EXERCISE | The records below must be duplicated exactly, character for character.

THE INPUT |
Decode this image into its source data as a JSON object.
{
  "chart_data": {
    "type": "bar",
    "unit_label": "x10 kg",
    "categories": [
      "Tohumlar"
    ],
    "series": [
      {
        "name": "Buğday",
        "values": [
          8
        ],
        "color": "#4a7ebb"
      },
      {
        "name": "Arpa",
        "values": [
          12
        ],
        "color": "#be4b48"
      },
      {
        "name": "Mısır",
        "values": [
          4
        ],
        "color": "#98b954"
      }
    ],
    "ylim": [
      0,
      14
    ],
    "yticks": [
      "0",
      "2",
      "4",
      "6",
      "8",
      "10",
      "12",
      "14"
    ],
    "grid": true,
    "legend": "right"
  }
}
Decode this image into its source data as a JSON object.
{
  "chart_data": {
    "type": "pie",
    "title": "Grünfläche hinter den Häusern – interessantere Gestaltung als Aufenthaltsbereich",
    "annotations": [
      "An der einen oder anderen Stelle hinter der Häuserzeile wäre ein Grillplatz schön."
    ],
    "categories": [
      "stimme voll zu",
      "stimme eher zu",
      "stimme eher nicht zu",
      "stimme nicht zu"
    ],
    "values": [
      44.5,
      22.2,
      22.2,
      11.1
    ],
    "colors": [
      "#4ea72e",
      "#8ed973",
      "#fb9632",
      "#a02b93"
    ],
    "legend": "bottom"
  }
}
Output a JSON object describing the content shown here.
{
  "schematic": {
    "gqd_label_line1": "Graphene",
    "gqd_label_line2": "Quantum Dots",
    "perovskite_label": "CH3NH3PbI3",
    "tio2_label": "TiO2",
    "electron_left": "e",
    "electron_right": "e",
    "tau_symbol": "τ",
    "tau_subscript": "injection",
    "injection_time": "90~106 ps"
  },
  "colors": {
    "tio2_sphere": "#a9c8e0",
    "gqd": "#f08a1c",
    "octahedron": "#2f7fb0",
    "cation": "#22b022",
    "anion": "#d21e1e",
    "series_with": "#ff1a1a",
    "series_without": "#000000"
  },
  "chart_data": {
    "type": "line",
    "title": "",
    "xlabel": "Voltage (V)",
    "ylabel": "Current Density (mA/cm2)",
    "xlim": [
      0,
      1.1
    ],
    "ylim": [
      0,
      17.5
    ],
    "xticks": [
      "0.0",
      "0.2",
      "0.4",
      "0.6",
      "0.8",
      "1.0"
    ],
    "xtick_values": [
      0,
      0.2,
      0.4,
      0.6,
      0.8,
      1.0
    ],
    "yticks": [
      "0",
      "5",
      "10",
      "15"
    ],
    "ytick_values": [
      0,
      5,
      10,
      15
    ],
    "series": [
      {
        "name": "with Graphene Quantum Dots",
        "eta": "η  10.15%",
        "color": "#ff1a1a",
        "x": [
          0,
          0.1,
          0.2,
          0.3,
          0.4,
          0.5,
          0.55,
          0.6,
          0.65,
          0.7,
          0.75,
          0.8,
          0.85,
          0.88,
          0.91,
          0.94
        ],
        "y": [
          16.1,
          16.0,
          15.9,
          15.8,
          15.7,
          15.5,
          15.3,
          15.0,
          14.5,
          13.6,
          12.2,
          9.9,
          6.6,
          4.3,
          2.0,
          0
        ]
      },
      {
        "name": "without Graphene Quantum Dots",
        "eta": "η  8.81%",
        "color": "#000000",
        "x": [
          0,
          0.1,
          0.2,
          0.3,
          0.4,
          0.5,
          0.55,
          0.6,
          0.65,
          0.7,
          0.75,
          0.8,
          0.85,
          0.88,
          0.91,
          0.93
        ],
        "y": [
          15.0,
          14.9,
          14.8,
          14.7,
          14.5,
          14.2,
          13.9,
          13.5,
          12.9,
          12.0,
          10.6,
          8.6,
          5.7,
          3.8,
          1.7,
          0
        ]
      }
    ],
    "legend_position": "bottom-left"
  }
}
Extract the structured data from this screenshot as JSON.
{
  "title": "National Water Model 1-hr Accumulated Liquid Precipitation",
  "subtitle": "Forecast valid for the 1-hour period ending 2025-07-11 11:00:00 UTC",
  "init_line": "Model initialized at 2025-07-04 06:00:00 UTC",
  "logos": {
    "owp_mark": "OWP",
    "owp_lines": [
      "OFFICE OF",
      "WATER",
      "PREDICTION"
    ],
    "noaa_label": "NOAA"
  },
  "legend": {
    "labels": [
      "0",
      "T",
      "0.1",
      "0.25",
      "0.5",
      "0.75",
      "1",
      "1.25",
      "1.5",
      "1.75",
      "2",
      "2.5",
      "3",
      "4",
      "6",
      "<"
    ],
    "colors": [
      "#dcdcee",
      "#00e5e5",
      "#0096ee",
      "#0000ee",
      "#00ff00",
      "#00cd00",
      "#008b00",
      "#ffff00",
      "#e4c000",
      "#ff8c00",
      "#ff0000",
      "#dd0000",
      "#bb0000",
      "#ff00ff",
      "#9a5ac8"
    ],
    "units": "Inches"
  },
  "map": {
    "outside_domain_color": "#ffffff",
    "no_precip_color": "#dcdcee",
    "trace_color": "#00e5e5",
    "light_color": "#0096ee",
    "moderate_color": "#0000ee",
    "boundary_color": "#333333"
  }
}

EXERCISE SOLUTION |
Decode this image into its source data as a JSON object.
{
  "chart_data": {
    "type": "bar",
    "unit_label": "x10 kg",
    "categories": [
      "Tohumlar"
    ],
    "series": [
      {
        "name": "Buğday",
        "values": [
          8
        ],
        "color": "#4a7ebb"
      },
      {
        "name": "Arpa",
        "values": [
          12
        ],
        "color": "#be4b48"
      },
      {
        "name": "Mısır",
        "values": [
          4
        ],
        "color": "#98b954"
      }
    ],
    "ylim": [
      0,
      14
    ],
    "yticks": [
      "0",
      "2",
      "4",
      "6",
      "8",
      "10",
      "12",
      "14"
    ],
    "grid": true,
    "legend": "right"
  }
}
Decode this image into its source data as a JSON object.
{
  "chart_data": {
    "type": "pie",
    "title": "Grünfläche hinter den Häusern – interessantere Gestaltung als Aufenthaltsbereich",
    "annotations": [
      "An der einen oder anderen Stelle hinter der Häuserzeile wäre ein Grillplatz schön."
    ],
    "categories": [
      "stimme voll zu",
      "stimme eher zu",
      "stimme eher nicht zu",
      "stimme nicht zu"
    ],
    "values": [
      44.5,
      22.2,
      22.2,
      11.1
    ],
    "colors": [
      "#4ea72e",
      "#8ed973",
      "#fb9632",
      "#a02b93"
    ],
    "legend": "bottom"
  }
}
Output a JSON object describing the content shown here.
{
  "schematic": {
    "gqd_label_line1": "Graphene",
    "gqd_label_line2": "Quantum Dots",
    "perovskite_label": "CH3NH3PbI3",
    "tio2_label": "TiO2",
    "electron_left": "e",
    "electron_right": "e",
    "tau_symbol": "τ",
    "tau_subscript": "injection",
    "injection_time": "90~106 ps"
  },
  "colors": {
    "tio2_sphere": "#a9c8e0",
    "gqd": "#f08a1c",
    "octahedron": "#2f7fb0",
    "cation": "#22b022",
    "anion": "#d21e1e",
    "series_with": "#ff1a1a",
    "series_without": "#000000"
  },
  "chart_data": {
    "type": "line",
    "title": "",
    "xlabel": "Voltage (V)",
    "ylabel": "Current Density (mA/cm2)",
    "xlim": [
      0,
      1.1
    ],
    "ylim": [
      0,
      17.5
    ],
    "xticks": [
      "0.0",
      "0.2",
      "0.4",
      "0.6",
      "0.8",
      "1.0"
    ],
    "xtick_values": [
      0,
      0.2,
      0.4,
      0.6,
      0.8,
      1.0
    ],
    "yticks": [
      "0",
      "5",
      "10",
      "15"
    ],
    "ytick_values": [
      0,
      5,
      10,
      15
    ],
    "series": [
      {
        "name": "with Graphene Quantum Dots",
        "eta": "η  10.15%",
        "color": "#ff1a1a",
        "x": [
          0,
          0.1,
          0.2,
          0.3,
          0.4,
          0.5,
          0.55,
          0.6,
          0.65,
          0.7,
          0.75,
          0.8,
          0.85,
          0.88,
          0.91,
          0.94
        ],
        "y": [
          16.1,
          16.0,
          15.9,
          15.8,
          15.7,
          15.5,
          15.3,
          15.0,
          14.5,
          13.6,
          12.2,
          9.9,
          6.6,
          4.3,
          2.0,
          0
        ]
      },
      {
        "name": "without Graphene Quantum Dots",
        "eta": "η  8.81%",
        "color": "#000000",
        "x": [
          0,
          0.1,
          0.2,
          0.3,
          0.4,
          0.5,
          0.55,
          0.6,
          0.65,
          0.7,
          0.75,
          0.8,
          0.85,
          0.88,
          0.91,
          0.93
        ],
        "y": [
          15.0,
          14.9,
          14.8,
          14.7,
          14.5,
          14.2,
          13.9,
          13.5,
          12.9,
          12.0,
          10.6,
          8.6,
          5.7,
          3.8,
          1.7,
          0
        ]
      }
    ],
    "legend_position": "bottom-left"
  }
}
Extract the structured data from this screenshot as JSON.
{
  "title": "National Water Model 1-hr Accumulated Liquid Precipitation",
  "subtitle": "Forecast valid for the 1-hour period ending 2025-07-11 11:00:00 UTC",
  "init_line": "Model initialized at 2025-07-04 06:00:00 UTC",
  "logos": {
    "owp_mark": "OWP",
    "owp_lines": [
      "OFFICE OF",
      "WATER",
      "PREDICTION"
    ],
    "noaa_label": "NOAA"
  },
  "legend": {
    "labels": [
      "0",
      "T",
      "0.1",
      "0.25",
      "0.5",
      "0.75",
      "1",
      "1.25",
      "1.5",
      "1.75",
      "2",
      "2.5",
      "3",
      "4",
      "6",
      "<"
    ],
    "colors": [
      "#dcdcee",
      "#00e5e5",
      "#0096ee",
      "#0000ee",
      "#00ff00",
      "#00cd00",
      "#008b00",
      "#ffff00",
      "#e4c000",
      "#ff8c00",
      "#ff0000",
      "#dd0000",
      "#bb0000",
      "#ff00ff",
      "#9a5ac8"
    ],
    "units": "Inches"
  },
  "map": {
    "outside_domain_color": "#ffffff",
    "no_precip_color": "#dcdcee",
    "trace_color": "#00e5e5",
    "light_color": "#0096ee",
    "moderate_color": "#0000ee",
    "boundary_color": "#333333"
  }
}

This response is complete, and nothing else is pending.